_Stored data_
** Begin **

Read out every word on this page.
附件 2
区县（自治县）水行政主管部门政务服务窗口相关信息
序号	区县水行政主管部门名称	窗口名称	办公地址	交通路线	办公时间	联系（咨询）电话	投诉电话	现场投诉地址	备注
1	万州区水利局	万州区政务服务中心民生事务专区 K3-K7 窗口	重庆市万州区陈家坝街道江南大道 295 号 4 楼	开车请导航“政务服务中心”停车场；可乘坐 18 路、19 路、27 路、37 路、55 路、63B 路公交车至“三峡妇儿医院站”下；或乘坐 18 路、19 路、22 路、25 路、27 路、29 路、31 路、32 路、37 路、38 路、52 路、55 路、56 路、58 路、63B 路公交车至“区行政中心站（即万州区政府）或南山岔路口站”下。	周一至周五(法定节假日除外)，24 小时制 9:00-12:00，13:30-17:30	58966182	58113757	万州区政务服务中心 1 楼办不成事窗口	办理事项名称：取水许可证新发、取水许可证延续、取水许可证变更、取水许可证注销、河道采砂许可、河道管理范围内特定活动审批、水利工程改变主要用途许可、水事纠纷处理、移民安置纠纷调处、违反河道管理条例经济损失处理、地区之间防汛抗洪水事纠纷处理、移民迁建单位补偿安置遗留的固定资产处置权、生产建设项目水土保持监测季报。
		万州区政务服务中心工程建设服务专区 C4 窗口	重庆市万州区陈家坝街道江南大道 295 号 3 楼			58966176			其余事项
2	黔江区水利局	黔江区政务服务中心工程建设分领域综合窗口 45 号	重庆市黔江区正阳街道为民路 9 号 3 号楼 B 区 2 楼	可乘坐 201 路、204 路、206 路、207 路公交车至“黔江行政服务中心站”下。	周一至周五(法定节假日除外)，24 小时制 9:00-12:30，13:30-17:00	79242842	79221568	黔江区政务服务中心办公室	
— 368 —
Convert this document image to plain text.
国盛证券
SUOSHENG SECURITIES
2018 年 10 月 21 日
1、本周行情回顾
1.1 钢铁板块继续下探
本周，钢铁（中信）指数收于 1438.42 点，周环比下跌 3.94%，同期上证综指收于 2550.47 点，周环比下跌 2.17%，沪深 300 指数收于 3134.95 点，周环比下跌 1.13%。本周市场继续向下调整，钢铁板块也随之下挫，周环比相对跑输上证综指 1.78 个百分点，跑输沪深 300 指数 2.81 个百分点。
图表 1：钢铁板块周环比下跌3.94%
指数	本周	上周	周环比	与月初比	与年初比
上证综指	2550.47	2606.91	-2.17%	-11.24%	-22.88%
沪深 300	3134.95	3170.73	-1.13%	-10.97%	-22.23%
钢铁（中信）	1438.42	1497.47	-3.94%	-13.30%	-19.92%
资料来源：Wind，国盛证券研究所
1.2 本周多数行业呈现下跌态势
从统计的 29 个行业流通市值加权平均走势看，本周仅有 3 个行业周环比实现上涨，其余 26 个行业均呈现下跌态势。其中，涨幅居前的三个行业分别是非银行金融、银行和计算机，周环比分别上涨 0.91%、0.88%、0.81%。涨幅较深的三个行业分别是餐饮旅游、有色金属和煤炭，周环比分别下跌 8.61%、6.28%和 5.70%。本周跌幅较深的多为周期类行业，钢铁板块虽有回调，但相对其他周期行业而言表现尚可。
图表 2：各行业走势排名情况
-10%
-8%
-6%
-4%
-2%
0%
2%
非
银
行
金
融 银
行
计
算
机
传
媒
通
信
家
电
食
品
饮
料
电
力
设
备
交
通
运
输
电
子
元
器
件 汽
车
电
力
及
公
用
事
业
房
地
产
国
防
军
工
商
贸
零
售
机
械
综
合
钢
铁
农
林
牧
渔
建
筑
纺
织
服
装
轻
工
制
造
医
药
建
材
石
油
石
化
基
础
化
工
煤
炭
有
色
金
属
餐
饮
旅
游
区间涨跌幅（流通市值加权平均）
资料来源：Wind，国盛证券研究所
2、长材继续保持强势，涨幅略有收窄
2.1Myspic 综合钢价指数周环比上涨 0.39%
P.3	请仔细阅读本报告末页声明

** End **

_Task_
Write out exactly the lines of the entries above that run from the line containing "Convert this document image to plain text." through the last line, including both.

_Solved problem_
Convert this document image to plain text.
国盛证券
SUOSHENG SECURITIES
2018 年 10 月 21 日
1、本周行情回顾
1.1 钢铁板块继续下探
本周，钢铁（中信）指数收于 1438.42 点，周环比下跌 3.94%，同期上证综指收于 2550.47 点，周环比下跌 2.17%，沪深 300 指数收于 3134.95 点，周环比下跌 1.13%。本周市场继续向下调整，钢铁板块也随之下挫，周环比相对跑输上证综指 1.78 个百分点，跑输沪深 300 指数 2.81 个百分点。
图表 1：钢铁板块周环比下跌3.94%
指数	本周	上周	周环比	与月初比	与年初比
上证综指	2550.47	2606.91	-2.17%	-11.24%	-22.88%
沪深 300	3134.95	3170.73	-1.13%	-10.97%	-22.23%
钢铁（中信）	1438.42	1497.47	-3.94%	-13.30%	-19.92%
资料来源：Wind，国盛证券研究所
1.2 本周多数行业呈现下跌态势
从统计的 29 个行业流通市值加权平均走势看，本周仅有 3 个行业周环比实现上涨，其余 26 个行业均呈现下跌态势。其中，涨幅居前的三个行业分别是非银行金融、银行和计算机，周环比分别上涨 0.91%、0.88%、0.81%。涨幅较深的三个行业分别是餐饮旅游、有色金属和煤炭，周环比分别下跌 8.61%、6.28%和 5.70%。本周跌幅较深的多为周期类行业，钢铁板块虽有回调，但相对其他周期行业而言表现尚可。
图表 2：各行业走势排名情况
-10%
-8%
-6%
-4%
-2%
0%
2%
非
银
行
金
融 银
行
计
算
机
传
媒
通
信
家
电
食
品
饮
料
电
力
设
备
交
通
运
输
电
子
元
器
件 汽
车
电
力
及
公
用
事
业
房
地
产
国
防
军
工
商
贸
零
售
机
械
综
合
钢
铁
农
林
牧
渔
建
筑
纺
织
服
装
轻
工
制
造
医
药
建
材
石
油
石
化
基
础
化
工
煤
炭
有
色
金
属
餐
饮
旅
游
区间涨跌幅（流通市值加权平均）
资料来源：Wind，国盛证券研究所
2、长材继续保持强势，涨幅略有收窄
2.1Myspic 综合钢价指数周环比上涨 0.39%
P.3	请仔细阅读本报告末页声明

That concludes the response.